» Directions for this task
Rewrite the stretch from the start of the records through the line containing "x-tick-label: 3Q21 [911,502,930,544]", swapping "y-tick-label" for "y-axis-label" and leaving every other part of those lines unchanged.

Region and label listings:
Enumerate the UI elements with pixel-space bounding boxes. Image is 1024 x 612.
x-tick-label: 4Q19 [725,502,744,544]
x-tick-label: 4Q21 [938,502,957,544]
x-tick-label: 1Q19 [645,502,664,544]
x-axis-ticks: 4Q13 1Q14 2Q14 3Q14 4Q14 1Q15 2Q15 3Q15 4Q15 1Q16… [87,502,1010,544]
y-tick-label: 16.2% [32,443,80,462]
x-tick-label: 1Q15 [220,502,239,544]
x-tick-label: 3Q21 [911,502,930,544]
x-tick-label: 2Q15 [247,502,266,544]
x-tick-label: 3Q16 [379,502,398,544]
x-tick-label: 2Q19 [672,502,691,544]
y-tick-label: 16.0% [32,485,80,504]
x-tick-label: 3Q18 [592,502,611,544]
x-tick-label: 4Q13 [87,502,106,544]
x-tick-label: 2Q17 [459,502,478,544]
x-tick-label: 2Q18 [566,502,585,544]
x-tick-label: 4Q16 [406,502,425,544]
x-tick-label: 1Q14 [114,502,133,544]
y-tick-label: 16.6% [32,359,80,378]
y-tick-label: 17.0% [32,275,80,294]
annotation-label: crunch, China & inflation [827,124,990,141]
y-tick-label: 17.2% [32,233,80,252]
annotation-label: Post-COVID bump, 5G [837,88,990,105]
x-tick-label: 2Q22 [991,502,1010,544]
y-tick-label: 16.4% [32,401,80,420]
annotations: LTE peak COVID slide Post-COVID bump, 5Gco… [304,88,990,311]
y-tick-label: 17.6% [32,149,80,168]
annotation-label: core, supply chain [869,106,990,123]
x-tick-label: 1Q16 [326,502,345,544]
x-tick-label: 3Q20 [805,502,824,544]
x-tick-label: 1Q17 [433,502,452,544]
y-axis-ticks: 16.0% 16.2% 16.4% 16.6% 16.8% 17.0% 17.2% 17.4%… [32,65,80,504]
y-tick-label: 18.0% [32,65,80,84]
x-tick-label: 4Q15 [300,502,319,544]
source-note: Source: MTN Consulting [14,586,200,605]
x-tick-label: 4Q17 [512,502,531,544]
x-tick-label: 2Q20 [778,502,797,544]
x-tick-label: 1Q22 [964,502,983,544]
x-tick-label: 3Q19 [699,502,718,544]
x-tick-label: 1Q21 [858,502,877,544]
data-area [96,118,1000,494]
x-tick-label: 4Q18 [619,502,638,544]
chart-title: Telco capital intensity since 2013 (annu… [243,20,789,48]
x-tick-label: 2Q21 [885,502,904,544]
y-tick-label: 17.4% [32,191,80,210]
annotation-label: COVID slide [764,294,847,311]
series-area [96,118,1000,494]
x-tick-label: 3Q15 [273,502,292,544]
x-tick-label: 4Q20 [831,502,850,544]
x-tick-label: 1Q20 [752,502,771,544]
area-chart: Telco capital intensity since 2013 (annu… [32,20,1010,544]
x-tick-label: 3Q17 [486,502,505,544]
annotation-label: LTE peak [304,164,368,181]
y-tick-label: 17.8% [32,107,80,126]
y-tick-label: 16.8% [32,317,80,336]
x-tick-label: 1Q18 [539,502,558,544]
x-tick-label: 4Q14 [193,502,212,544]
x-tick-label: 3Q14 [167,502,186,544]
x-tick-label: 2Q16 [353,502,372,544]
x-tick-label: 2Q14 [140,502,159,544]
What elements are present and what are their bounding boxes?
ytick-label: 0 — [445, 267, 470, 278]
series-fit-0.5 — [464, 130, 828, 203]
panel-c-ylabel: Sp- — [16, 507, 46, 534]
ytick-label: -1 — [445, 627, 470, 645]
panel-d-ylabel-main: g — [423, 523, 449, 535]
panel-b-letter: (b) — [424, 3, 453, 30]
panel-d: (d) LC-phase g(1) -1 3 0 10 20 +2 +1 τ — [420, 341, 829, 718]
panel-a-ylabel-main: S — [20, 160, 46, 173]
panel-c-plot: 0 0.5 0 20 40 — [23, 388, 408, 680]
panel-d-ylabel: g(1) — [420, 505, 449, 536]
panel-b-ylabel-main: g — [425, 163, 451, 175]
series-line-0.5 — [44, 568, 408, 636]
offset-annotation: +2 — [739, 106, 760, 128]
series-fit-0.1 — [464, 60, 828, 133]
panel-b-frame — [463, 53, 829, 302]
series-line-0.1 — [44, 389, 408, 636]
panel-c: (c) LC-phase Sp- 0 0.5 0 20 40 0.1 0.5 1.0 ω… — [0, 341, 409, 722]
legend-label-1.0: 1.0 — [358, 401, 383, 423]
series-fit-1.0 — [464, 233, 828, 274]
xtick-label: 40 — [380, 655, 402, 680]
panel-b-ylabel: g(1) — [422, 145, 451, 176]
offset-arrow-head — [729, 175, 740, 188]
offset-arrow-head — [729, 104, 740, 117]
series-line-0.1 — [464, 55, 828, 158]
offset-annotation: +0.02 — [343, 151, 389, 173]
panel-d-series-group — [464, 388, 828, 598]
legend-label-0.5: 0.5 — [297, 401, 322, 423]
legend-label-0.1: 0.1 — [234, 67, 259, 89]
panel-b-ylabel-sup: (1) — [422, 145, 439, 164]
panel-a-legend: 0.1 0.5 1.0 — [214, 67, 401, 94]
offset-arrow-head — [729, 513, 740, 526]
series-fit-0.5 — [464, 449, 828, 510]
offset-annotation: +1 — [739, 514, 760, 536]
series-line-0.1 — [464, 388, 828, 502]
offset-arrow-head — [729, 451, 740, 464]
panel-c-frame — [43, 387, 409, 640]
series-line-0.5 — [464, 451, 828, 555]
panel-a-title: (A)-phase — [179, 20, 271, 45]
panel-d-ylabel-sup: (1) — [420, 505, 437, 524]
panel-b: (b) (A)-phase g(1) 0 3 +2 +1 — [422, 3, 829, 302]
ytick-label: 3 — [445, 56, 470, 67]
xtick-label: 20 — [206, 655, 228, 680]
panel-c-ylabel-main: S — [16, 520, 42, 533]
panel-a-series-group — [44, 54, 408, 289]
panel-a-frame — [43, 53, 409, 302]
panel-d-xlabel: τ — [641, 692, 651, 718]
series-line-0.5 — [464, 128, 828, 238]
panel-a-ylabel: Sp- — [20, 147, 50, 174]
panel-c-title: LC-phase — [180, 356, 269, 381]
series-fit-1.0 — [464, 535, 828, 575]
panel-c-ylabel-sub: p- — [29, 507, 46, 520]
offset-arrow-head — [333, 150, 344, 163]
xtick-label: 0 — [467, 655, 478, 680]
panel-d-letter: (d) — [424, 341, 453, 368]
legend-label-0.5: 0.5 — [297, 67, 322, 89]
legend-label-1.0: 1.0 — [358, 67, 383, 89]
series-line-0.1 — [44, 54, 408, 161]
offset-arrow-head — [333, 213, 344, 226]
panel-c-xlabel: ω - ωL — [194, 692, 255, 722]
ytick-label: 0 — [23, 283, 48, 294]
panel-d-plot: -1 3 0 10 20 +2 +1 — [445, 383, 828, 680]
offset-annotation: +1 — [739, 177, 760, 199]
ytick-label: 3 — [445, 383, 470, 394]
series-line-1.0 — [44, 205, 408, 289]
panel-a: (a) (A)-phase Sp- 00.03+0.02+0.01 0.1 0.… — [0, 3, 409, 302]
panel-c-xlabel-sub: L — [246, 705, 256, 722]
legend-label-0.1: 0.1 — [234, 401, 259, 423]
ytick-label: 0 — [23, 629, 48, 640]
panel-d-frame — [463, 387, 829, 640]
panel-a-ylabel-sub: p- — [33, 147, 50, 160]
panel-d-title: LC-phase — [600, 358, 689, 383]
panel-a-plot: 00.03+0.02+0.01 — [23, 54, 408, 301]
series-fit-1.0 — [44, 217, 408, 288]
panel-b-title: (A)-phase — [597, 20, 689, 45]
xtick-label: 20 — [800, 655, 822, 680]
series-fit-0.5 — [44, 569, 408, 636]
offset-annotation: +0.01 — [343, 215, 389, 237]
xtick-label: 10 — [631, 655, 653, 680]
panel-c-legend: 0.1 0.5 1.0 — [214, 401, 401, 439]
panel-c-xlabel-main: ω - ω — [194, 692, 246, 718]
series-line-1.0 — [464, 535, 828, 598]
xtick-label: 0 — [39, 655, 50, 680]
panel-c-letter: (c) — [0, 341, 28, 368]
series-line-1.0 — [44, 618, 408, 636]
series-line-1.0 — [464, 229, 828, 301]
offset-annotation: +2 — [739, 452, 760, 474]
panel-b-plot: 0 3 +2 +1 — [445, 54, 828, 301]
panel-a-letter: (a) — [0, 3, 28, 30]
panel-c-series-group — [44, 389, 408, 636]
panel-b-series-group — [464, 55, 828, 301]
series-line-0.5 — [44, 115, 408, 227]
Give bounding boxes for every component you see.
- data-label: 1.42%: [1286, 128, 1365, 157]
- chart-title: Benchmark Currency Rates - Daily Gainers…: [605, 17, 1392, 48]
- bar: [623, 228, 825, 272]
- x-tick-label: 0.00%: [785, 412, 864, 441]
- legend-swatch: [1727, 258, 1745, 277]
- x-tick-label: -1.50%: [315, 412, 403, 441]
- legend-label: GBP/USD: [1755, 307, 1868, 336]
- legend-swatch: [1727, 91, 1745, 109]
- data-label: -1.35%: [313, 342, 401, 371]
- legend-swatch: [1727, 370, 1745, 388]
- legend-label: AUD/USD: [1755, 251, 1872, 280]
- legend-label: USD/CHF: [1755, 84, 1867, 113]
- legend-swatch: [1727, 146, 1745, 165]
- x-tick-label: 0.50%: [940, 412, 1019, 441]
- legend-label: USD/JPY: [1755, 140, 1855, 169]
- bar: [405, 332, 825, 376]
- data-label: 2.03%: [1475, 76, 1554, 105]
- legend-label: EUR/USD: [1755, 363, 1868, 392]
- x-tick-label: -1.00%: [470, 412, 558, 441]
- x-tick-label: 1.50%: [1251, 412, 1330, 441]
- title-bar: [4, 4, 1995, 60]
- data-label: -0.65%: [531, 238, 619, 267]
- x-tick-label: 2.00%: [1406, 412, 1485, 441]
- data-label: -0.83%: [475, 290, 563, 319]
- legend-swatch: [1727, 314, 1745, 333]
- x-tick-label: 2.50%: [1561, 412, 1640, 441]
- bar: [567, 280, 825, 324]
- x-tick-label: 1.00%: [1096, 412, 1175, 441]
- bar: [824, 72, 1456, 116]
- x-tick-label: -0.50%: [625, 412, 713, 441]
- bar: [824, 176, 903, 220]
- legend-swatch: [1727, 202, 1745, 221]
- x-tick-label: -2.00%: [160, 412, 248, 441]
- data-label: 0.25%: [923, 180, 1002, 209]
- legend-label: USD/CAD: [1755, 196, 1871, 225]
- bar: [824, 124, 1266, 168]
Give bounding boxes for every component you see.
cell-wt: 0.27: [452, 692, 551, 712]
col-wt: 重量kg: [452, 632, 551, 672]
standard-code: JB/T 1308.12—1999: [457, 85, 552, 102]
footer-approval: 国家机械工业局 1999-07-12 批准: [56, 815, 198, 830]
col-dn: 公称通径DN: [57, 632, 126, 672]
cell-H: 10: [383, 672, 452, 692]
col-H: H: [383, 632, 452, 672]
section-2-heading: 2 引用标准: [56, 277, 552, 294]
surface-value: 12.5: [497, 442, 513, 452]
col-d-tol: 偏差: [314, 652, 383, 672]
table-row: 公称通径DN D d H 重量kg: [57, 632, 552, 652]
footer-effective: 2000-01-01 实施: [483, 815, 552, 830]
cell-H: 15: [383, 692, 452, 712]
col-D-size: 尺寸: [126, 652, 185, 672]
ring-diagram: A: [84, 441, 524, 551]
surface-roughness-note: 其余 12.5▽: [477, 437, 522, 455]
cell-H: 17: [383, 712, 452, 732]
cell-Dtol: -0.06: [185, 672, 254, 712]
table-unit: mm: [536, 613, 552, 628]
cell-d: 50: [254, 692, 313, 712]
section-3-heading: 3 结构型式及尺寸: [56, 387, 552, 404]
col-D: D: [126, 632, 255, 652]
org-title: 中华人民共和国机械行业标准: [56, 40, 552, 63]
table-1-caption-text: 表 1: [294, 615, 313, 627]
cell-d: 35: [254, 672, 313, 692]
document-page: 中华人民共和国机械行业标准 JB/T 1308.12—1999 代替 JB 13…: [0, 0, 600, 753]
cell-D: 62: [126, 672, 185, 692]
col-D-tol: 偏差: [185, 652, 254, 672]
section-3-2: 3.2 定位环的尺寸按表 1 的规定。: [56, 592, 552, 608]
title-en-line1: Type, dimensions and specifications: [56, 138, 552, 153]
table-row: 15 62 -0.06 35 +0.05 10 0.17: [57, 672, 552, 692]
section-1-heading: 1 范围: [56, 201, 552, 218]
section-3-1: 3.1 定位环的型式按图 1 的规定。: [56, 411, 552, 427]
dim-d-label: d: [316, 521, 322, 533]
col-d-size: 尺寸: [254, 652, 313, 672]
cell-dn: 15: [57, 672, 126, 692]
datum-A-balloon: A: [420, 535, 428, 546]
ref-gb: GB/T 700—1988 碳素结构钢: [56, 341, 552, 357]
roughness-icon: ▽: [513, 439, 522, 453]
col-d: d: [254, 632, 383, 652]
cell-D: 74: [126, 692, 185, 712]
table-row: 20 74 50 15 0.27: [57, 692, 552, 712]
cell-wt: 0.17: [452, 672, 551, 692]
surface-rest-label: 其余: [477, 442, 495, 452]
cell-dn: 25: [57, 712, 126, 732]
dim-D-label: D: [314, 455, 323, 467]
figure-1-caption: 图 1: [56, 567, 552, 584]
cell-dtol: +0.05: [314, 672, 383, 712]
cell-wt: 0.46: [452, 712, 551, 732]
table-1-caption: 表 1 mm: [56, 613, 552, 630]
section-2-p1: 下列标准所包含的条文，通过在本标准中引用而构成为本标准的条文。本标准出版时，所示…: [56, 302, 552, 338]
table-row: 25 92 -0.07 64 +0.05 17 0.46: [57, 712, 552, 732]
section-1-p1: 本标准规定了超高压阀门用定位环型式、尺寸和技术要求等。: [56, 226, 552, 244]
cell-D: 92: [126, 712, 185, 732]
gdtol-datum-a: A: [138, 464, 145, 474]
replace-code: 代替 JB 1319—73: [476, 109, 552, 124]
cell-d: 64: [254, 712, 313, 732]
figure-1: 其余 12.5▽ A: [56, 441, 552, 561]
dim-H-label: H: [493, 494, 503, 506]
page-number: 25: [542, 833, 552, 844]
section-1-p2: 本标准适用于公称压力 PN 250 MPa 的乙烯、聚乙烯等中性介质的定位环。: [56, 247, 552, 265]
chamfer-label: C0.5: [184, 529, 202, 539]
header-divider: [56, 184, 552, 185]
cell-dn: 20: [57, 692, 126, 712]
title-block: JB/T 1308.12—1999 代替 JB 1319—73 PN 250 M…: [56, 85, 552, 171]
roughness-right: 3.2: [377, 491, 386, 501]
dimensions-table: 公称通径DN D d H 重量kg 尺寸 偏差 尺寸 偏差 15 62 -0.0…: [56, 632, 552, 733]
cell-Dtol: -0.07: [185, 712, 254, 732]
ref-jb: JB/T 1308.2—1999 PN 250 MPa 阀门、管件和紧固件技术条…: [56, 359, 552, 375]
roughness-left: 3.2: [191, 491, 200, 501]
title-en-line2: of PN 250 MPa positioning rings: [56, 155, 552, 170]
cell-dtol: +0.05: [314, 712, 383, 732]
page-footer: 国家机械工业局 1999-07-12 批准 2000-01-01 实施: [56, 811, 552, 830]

» The output
Enumerate the UI elements with pixel-space bounding boxes. Image is 1024 x 612.
x-tick-label: 4Q19 [725,502,744,544]
x-tick-label: 4Q21 [938,502,957,544]
x-tick-label: 1Q19 [645,502,664,544]
x-axis-ticks: 4Q13 1Q14 2Q14 3Q14 4Q14 1Q15 2Q15 3Q15 4Q15 1Q16… [87,502,1010,544]
y-axis-label: 16.2% [32,443,80,462]
x-tick-label: 1Q15 [220,502,239,544]
x-tick-label: 3Q21 [911,502,930,544]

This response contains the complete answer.